STATED GOAL:
Quote each record exactly, please, leaving none out.

Collected data entries:

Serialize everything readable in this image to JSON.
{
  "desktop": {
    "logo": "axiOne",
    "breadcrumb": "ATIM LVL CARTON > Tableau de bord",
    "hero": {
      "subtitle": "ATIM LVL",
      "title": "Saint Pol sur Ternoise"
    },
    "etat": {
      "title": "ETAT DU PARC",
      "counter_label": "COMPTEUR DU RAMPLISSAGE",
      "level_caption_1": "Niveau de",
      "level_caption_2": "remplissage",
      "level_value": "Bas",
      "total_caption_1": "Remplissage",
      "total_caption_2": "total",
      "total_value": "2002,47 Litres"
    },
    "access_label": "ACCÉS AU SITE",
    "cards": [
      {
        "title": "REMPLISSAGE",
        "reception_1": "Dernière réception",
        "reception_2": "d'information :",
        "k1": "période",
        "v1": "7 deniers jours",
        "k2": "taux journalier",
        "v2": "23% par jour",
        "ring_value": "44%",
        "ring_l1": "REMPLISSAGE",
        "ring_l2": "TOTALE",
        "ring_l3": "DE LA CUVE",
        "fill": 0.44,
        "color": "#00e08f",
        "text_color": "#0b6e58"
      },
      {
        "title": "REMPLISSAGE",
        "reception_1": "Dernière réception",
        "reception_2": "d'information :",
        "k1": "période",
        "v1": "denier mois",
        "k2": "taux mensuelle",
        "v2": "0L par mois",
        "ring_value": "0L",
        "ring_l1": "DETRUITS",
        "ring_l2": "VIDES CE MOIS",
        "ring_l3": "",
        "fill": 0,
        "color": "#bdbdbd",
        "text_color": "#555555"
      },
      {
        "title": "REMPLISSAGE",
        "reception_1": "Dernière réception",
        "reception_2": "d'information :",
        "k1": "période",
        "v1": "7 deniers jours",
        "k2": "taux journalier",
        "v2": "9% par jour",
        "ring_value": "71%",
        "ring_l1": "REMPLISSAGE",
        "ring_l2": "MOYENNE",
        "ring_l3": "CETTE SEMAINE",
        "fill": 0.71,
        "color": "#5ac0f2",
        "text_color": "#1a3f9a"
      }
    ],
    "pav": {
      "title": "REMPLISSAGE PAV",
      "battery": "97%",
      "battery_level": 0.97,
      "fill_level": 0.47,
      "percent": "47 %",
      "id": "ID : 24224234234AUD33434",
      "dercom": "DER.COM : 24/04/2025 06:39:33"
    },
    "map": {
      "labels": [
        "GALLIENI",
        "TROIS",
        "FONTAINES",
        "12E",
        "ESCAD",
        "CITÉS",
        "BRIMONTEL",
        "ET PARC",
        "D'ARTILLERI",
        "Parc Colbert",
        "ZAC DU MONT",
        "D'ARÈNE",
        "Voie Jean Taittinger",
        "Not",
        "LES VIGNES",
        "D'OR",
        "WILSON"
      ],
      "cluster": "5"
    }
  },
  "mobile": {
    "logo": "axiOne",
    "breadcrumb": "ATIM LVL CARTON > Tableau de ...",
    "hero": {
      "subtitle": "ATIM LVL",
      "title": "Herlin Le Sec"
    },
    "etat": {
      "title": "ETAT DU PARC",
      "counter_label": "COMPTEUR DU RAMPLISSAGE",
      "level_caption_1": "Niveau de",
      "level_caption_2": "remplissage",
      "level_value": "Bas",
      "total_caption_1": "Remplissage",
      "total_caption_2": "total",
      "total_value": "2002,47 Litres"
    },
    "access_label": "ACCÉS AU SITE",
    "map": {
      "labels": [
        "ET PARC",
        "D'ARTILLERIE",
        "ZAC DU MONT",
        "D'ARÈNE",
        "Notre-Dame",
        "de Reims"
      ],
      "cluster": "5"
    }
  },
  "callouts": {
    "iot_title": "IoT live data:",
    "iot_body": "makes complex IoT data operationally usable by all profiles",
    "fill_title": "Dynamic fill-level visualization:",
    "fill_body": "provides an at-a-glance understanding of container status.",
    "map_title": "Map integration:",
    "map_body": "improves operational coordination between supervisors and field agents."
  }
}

ANSWER TO THIS EXERCISE:
Serialize everything readable in this image to JSON.
{
  "desktop": {
    "logo": "axiOne",
    "breadcrumb": "ATIM LVL CARTON > Tableau de bord",
    "hero": {
      "subtitle": "ATIM LVL",
      "title": "Saint Pol sur Ternoise"
    },
    "etat": {
      "title": "ETAT DU PARC",
      "counter_label": "COMPTEUR DU RAMPLISSAGE",
      "level_caption_1": "Niveau de",
      "level_caption_2": "remplissage",
      "level_value": "Bas",
      "total_caption_1": "Remplissage",
      "total_caption_2": "total",
      "total_value": "2002,47 Litres"
    },
    "access_label": "ACCÉS AU SITE",
    "cards": [
      {
        "title": "REMPLISSAGE",
        "reception_1": "Dernière réception",
        "reception_2": "d'information :",
        "k1": "période",
        "v1": "7 deniers jours",
        "k2": "taux journalier",
        "v2": "23% par jour",
        "ring_value": "44%",
        "ring_l1": "REMPLISSAGE",
        "ring_l2": "TOTALE",
        "ring_l3": "DE LA CUVE",
        "fill": 0.44,
        "color": "#00e08f",
        "text_color": "#0b6e58"
      },
      {
        "title": "REMPLISSAGE",
        "reception_1": "Dernière réception",
        "reception_2": "d'information :",
        "k1": "période",
        "v1": "denier mois",
        "k2": "taux mensuelle",
        "v2": "0L par mois",
        "ring_value": "0L",
        "ring_l1": "DETRUITS",
        "ring_l2": "VIDES CE MOIS",
        "ring_l3": "",
        "fill": 0,
        "color": "#bdbdbd",
        "text_color": "#555555"
      },
      {
        "title": "REMPLISSAGE",
        "reception_1": "Dernière réception",
        "reception_2": "d'information :",
        "k1": "période",
        "v1": "7 deniers jours",
        "k2": "taux journalier",
        "v2": "9% par jour",
        "ring_value": "71%",
        "ring_l1": "REMPLISSAGE",
        "ring_l2": "MOYENNE",
        "ring_l3": "CETTE SEMAINE",
        "fill": 0.71,
        "color": "#5ac0f2",
        "text_color": "#1a3f9a"
      }
    ],
    "pav": {
      "title": "REMPLISSAGE PAV",
      "battery": "97%",
      "battery_level": 0.97,
      "fill_level": 0.47,
      "percent": "47 %",
      "id": "ID : 24224234234AUD33434",
      "dercom": "DER.COM : 24/04/2025 06:39:33"
    },
    "map": {
      "labels": [
        "GALLIENI",
        "TROIS",
        "FONTAINES",
        "12E",
        "ESCAD",
        "CITÉS",
        "BRIMONTEL",
        "ET PARC",
        "D'ARTILLERI",
        "Parc Colbert",
        "ZAC DU MONT",
        "D'ARÈNE",
        "Voie Jean Taittinger",
        "Not",
        "LES VIGNES",
        "D'OR",
        "WILSON"
      ],
      "cluster": "5"
    }
  },
  "mobile": {
    "logo": "axiOne",
    "breadcrumb": "ATIM LVL CARTON > Tableau de ...",
    "hero": {
      "subtitle": "ATIM LVL",
      "title": "Herlin Le Sec"
    },
    "etat": {
      "title": "ETAT DU PARC",
      "counter_label": "COMPTEUR DU RAMPLISSAGE",
      "level_caption_1": "Niveau de",
      "level_caption_2": "remplissage",
      "level_value": "Bas",
      "total_caption_1": "Remplissage",
      "total_caption_2": "total",
      "total_value": "2002,47 Litres"
    },
    "access_label": "ACCÉS AU SITE",
    "map": {
      "labels": [
        "ET PARC",
        "D'ARTILLERIE",
        "ZAC DU MONT",
        "D'ARÈNE",
        "Notre-Dame",
        "de Reims"
      ],
      "cluster": "5"
    }
  },
  "callouts": {
    "iot_title": "IoT live data:",
    "iot_body": "makes complex IoT data operationally usable by all profiles",
    "fill_title": "Dynamic fill-level visualization:",
    "fill_body": "provides an at-a-glance understanding of container status.",
    "map_title": "Map integration:",
    "map_body": "improves operational coordination between supervisors and field agents."
  }
}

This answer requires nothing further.